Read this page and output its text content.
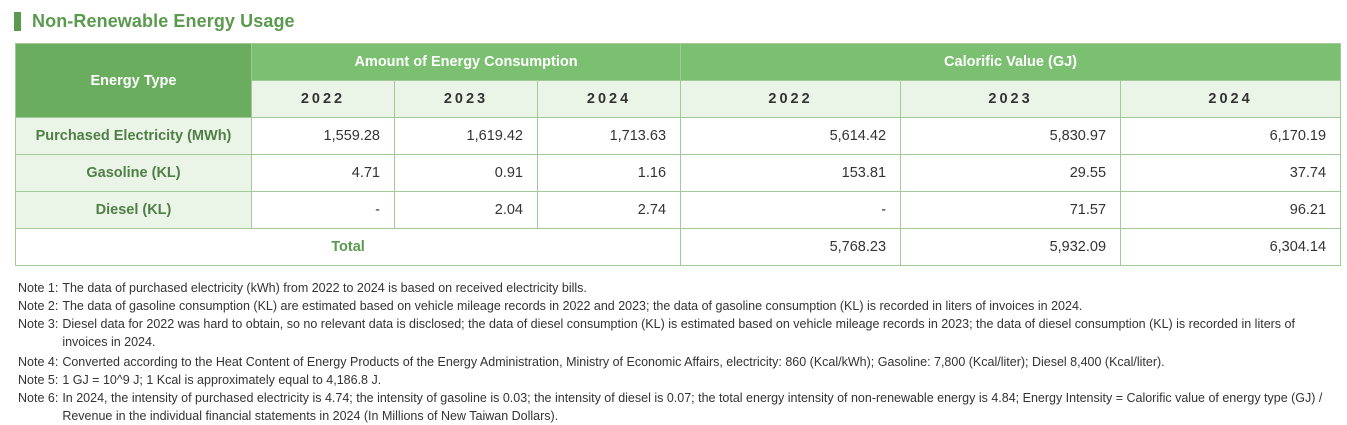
Non-Renewable Energy Usage
Energy Type	Amount of Energy Consumption			Calorific Value (GJ)		
	2022	2023	2024	2022	2023	2024
Purchased Electricity (MWh)	1,559.28	1,619.42	1,713.63	5,614.42	5,830.97	6,170.19
Gasoline (KL)	4.71	0.91	1.16	153.81	29.55	37.74
Diesel (KL)	-	2.04	2.74	-	71.57	96.21
Total				5,768.23	5,932.09	6,304.14
Note 1: The data of purchased electricity (kWh) from 2022 to 2024 is based on received electricity bills.
Note 2: The data of gasoline consumption (KL) are estimated based on vehicle mileage records in 2022 and 2023; the data of gasoline consumption (KL) is recorded in liters of invoices in 2024.
Note 3: Diesel data for 2022 was hard to obtain, so no relevant data is disclosed; the data of diesel consumption (KL) is estimated based on vehicle mileage records in 2023; the data of diesel consumption (KL) is recorded in liters of invoices in 2024.
Note 4: Converted according to the Heat Content of Energy Products of the Energy Administration, Ministry of Economic Affairs, electricity: 860 (Kcal/kWh); Gasoline: 7,800 (Kcal/liter); Diesel 8,400 (Kcal/liter).
Note 5: 1 GJ = 10^9 J; 1 Kcal is approximately equal to 4,186.8 J.
Note 6: In 2024, the intensity of purchased electricity is 4.74; the intensity of gasoline is 0.03; the intensity of diesel is 0.07; the total energy intensity of non-renewable energy is 4.84; Energy Intensity = Calorific value of energy type (GJ) / Revenue in the individual financial statements in 2024 (In Millions of New Taiwan Dollars).
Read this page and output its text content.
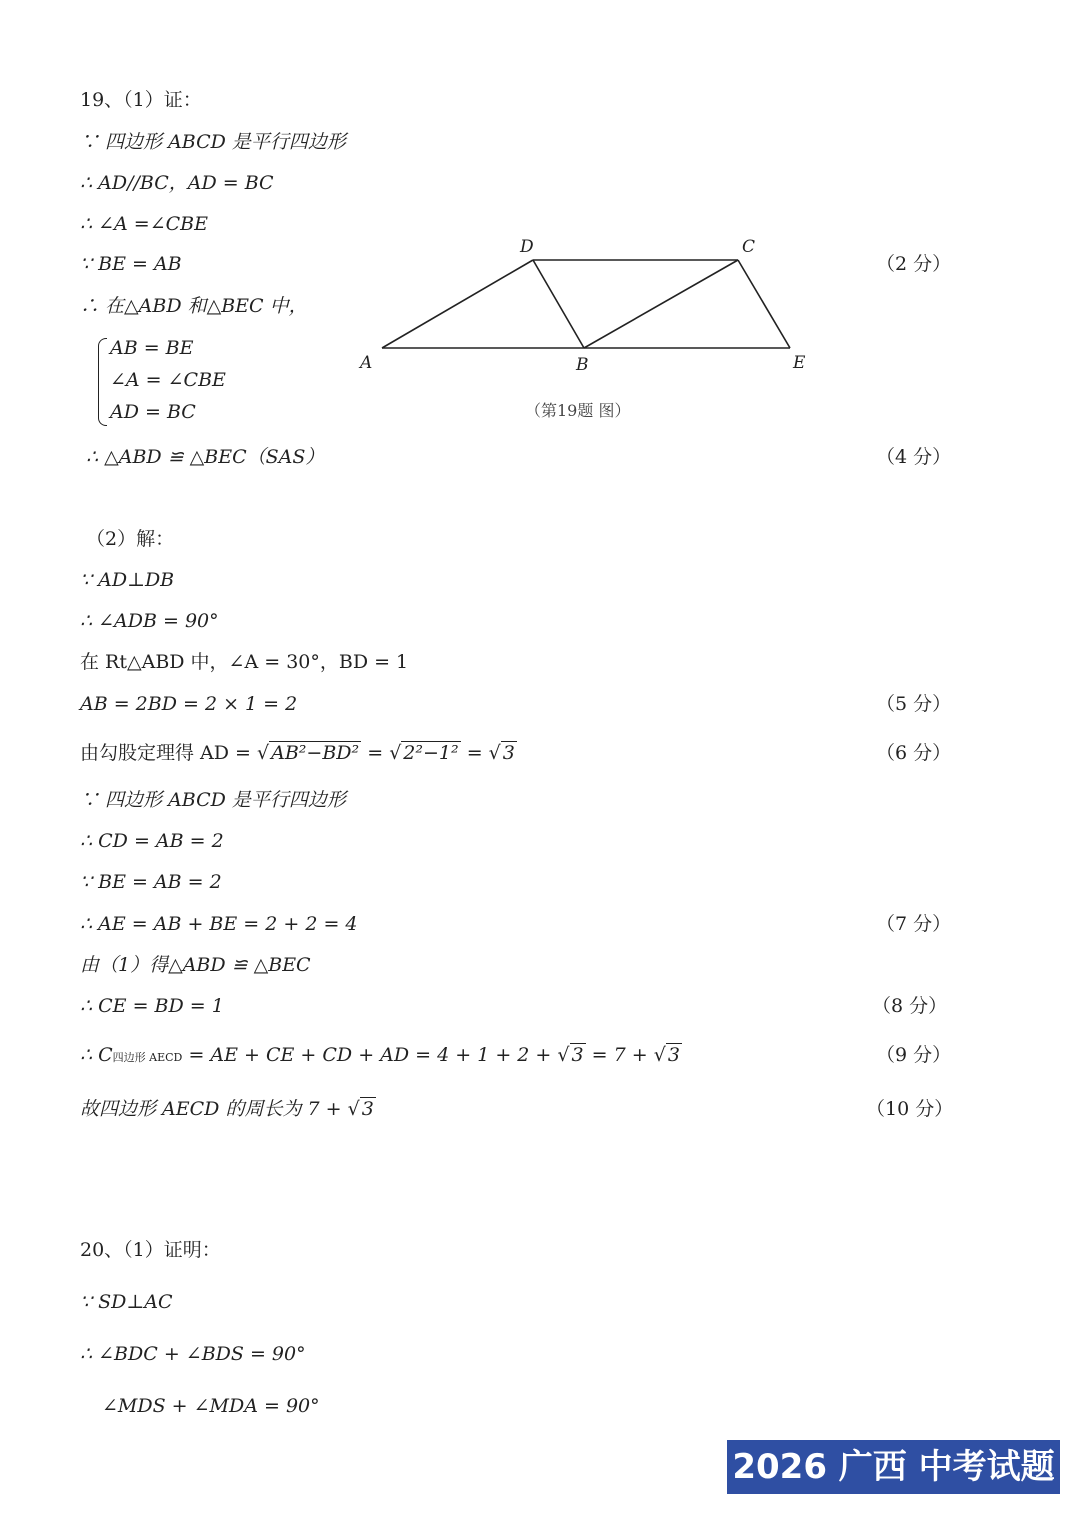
19、（1）证：
∵ 四边形 ABCD 是平行四边形
∴ AD//BC，AD = BC
∴ ∠A =∠CBE
∵ BE = AB
∴ 在△ABD 和△BEC 中，
AB = BE
∠A = ∠CBE
AD = BC
∴ △ABD ≌ △BEC（SAS）
（2 分）
（4 分）
D	C
A	B	E
（第19题 图）
（2）解：
∵ AD⊥DB
∴ ∠ADB = 90°
在 Rt△ABD 中，∠A = 30°，BD = 1
AB = 2BD = 2 × 1 = 2
由勾股定理得 AD = √ AB²−BD² = √ 2²−1² = √ 3
∵ 四边形 ABCD 是平行四边形
∴ CD = AB = 2
∵ BE = AB = 2
∴ AE = AB + BE = 2 + 2 = 4
由（1）得△ABD ≌ △BEC
∴ CE = BD = 1
∴ C四边形 AECD = AE + CE + CD + AD = 4 + 1 + 2 + √ 3 = 7 + √ 3
故四边形 AECD 的周长为 7 + √ 3
（5 分）
（6 分）
（7 分）
（8 分）
（9 分）
（10 分）
20、（1）证明：
∵ SD⊥AC
∴ ∠BDC + ∠BDS = 90°
∠MDS + ∠MDA = 90°
2026 广西 中考试题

= = = =

What is required
Pictures are excluded; copy every other part of the records exactly.

Solution to this exercise
Read this page and output its text content.
Non-Renewable Energy Usage
Energy Type	Amount of Energy Consumption			Calorific Value (GJ)		
	2022	2023	2024	2022	2023	2024
Purchased Electricity (MWh)	1,559.28	1,619.42	1,713.63	5,614.42	5,830.97	6,170.19
Gasoline (KL)	4.71	0.91	1.16	153.81	29.55	37.74
Diesel (KL)	-	2.04	2.74	-	71.57	96.21
Total				5,768.23	5,932.09	6,304.14
Note 1: The data of purchased electricity (kWh) from 2022 to 2024 is based on received electricity bills.
Note 2: The data of gasoline consumption (KL) are estimated based on vehicle mileage records in 2022 and 2023; the data of gasoline consumption (KL) is recorded in liters of invoices in 2024.
Note 3: Diesel data for 2022 was hard to obtain, so no relevant data is disclosed; the data of diesel consumption (KL) is estimated based on vehicle mileage records in 2023; the data of diesel consumption (KL) is recorded in liters of invoices in 2024.
Note 4: Converted according to the Heat Content of Energy Products of the Energy Administration, Ministry of Economic Affairs, electricity: 860 (Kcal/kWh); Gasoline: 7,800 (Kcal/liter); Diesel 8,400 (Kcal/liter).
Note 5: 1 GJ = 10^9 J; 1 Kcal is approximately equal to 4,186.8 J.
Note 6: In 2024, the intensity of purchased electricity is 4.74; the intensity of gasoline is 0.03; the intensity of diesel is 0.07; the total energy intensity of non-renewable energy is 4.84; Energy Intensity = Calorific value of energy type (GJ) / Revenue in the individual financial statements in 2024 (In Millions of New Taiwan Dollars).
Read this page and output its text content.
19、（1）证：
∵ 四边形 ABCD 是平行四边形
∴ AD//BC，AD = BC
∴ ∠A =∠CBE
∵ BE = AB
∴ 在△ABD 和△BEC 中，
AB = BE
∠A = ∠CBE
AD = BC
∴ △ABD ≌ △BEC（SAS）
（2 分）
（4 分）
D	C
A	B	E
（第19题 图）
（2）解：
∵ AD⊥DB
∴ ∠ADB = 90°
在 Rt△ABD 中，∠A = 30°，BD = 1
AB = 2BD = 2 × 1 = 2
由勾股定理得 AD = √ AB²−BD² = √ 2²−1² = √ 3
∵ 四边形 ABCD 是平行四边形
∴ CD = AB = 2
∵ BE = AB = 2
∴ AE = AB + BE = 2 + 2 = 4
由（1）得△ABD ≌ △BEC
∴ CE = BD = 1
∴ C四边形 AECD = AE + CE + CD + AD = 4 + 1 + 2 + √ 3 = 7 + √ 3
故四边形 AECD 的周长为 7 + √ 3
（5 分）
（6 分）
（7 分）
（8 分）
（9 分）
（10 分）
20、（1）证明：
∵ SD⊥AC
∴ ∠BDC + ∠BDS = 90°
∠MDS + ∠MDA = 90°
2026 广西 中考试题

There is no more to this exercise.